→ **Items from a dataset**
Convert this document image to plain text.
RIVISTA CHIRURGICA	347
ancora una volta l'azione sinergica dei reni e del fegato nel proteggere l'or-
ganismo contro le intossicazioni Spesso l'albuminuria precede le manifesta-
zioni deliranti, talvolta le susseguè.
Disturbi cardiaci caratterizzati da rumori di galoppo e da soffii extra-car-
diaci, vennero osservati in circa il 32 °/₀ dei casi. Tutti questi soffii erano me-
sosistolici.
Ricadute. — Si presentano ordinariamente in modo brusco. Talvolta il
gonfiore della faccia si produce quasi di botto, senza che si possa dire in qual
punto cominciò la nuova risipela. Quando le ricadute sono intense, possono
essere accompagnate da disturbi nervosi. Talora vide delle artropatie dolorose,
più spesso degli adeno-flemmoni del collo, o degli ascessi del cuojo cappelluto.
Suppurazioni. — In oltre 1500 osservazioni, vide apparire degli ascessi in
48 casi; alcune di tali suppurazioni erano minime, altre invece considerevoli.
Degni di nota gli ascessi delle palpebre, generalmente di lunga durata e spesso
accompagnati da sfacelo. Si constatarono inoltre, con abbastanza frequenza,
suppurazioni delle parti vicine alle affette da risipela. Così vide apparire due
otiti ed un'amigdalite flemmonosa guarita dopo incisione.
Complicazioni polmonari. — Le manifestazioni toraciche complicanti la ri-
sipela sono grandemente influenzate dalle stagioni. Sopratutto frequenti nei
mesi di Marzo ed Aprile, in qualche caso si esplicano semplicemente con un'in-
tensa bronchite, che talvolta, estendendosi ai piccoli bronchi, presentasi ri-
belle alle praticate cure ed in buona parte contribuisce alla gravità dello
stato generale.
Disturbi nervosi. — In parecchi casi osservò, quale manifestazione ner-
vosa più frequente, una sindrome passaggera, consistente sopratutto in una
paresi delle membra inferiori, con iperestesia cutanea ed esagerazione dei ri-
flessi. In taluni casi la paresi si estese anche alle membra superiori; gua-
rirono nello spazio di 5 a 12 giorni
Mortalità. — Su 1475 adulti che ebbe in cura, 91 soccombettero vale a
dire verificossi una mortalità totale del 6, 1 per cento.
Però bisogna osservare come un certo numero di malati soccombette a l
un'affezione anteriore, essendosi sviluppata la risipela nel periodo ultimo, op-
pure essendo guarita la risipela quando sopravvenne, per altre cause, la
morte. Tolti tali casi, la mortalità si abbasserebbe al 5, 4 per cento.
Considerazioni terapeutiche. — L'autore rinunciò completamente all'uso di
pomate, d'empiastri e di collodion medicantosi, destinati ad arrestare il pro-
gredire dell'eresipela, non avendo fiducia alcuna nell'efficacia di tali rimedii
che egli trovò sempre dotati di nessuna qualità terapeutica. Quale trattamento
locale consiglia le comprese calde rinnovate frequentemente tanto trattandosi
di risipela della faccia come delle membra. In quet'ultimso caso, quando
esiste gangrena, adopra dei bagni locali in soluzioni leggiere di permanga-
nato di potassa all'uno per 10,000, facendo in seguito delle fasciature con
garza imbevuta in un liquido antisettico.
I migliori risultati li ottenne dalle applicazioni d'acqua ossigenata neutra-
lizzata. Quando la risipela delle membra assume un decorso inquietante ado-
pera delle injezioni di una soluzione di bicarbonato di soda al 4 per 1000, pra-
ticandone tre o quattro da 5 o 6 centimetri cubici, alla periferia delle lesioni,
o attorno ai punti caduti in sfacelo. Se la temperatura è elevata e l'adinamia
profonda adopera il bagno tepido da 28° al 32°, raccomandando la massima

→ **Exercise task**
Extract each line from the listing above, please, and repeat it exactly.

→ **Task result**
Convert this document image to plain text.
RIVISTA CHIRURGICA	347
ancora una volta l'azione sinergica dei reni e del fegato nel proteggere l'or-
ganismo contro le intossicazioni Spesso l'albuminuria precede le manifesta-
zioni deliranti, talvolta le susseguè.
Disturbi cardiaci caratterizzati da rumori di galoppo e da soffii extra-car-
diaci, vennero osservati in circa il 32 °/₀ dei casi. Tutti questi soffii erano me-
sosistolici.
Ricadute. — Si presentano ordinariamente in modo brusco. Talvolta il
gonfiore della faccia si produce quasi di botto, senza che si possa dire in qual
punto cominciò la nuova risipela. Quando le ricadute sono intense, possono
essere accompagnate da disturbi nervosi. Talora vide delle artropatie dolorose,
più spesso degli adeno-flemmoni del collo, o degli ascessi del cuojo cappelluto.
Suppurazioni. — In oltre 1500 osservazioni, vide apparire degli ascessi in
48 casi; alcune di tali suppurazioni erano minime, altre invece considerevoli.
Degni di nota gli ascessi delle palpebre, generalmente di lunga durata e spesso
accompagnati da sfacelo. Si constatarono inoltre, con abbastanza frequenza,
suppurazioni delle parti vicine alle affette da risipela. Così vide apparire due
otiti ed un'amigdalite flemmonosa guarita dopo incisione.
Complicazioni polmonari. — Le manifestazioni toraciche complicanti la ri-
sipela sono grandemente influenzate dalle stagioni. Sopratutto frequenti nei
mesi di Marzo ed Aprile, in qualche caso si esplicano semplicemente con un'in-
tensa bronchite, che talvolta, estendendosi ai piccoli bronchi, presentasi ri-
belle alle praticate cure ed in buona parte contribuisce alla gravità dello
stato generale.
Disturbi nervosi. — In parecchi casi osservò, quale manifestazione ner-
vosa più frequente, una sindrome passaggera, consistente sopratutto in una
paresi delle membra inferiori, con iperestesia cutanea ed esagerazione dei ri-
flessi. In taluni casi la paresi si estese anche alle membra superiori; gua-
rirono nello spazio di 5 a 12 giorni
Mortalità. — Su 1475 adulti che ebbe in cura, 91 soccombettero vale a
dire verificossi una mortalità totale del 6, 1 per cento.
Però bisogna osservare come un certo numero di malati soccombette a l
un'affezione anteriore, essendosi sviluppata la risipela nel periodo ultimo, op-
pure essendo guarita la risipela quando sopravvenne, per altre cause, la
morte. Tolti tali casi, la mortalità si abbasserebbe al 5, 4 per cento.
Considerazioni terapeutiche. — L'autore rinunciò completamente all'uso di
pomate, d'empiastri e di collodion medicantosi, destinati ad arrestare il pro-
gredire dell'eresipela, non avendo fiducia alcuna nell'efficacia di tali rimedii
che egli trovò sempre dotati di nessuna qualità terapeutica. Quale trattamento
locale consiglia le comprese calde rinnovate frequentemente tanto trattandosi
di risipela della faccia come delle membra. In quet'ultimso caso, quando
esiste gangrena, adopra dei bagni locali in soluzioni leggiere di permanga-
nato di potassa all'uno per 10,000, facendo in seguito delle fasciature con
garza imbevuta in un liquido antisettico.
I migliori risultati li ottenne dalle applicazioni d'acqua ossigenata neutra-
lizzata. Quando la risipela delle membra assume un decorso inquietante ado-
pera delle injezioni di una soluzione di bicarbonato di soda al 4 per 1000, pra-
ticandone tre o quattro da 5 o 6 centimetri cubici, alla periferia delle lesioni,
o attorno ai punti caduti in sfacelo. Se la temperatura è elevata e l'adinamia
profonda adopera il bagno tepido da 28° al 32°, raccomandando la massima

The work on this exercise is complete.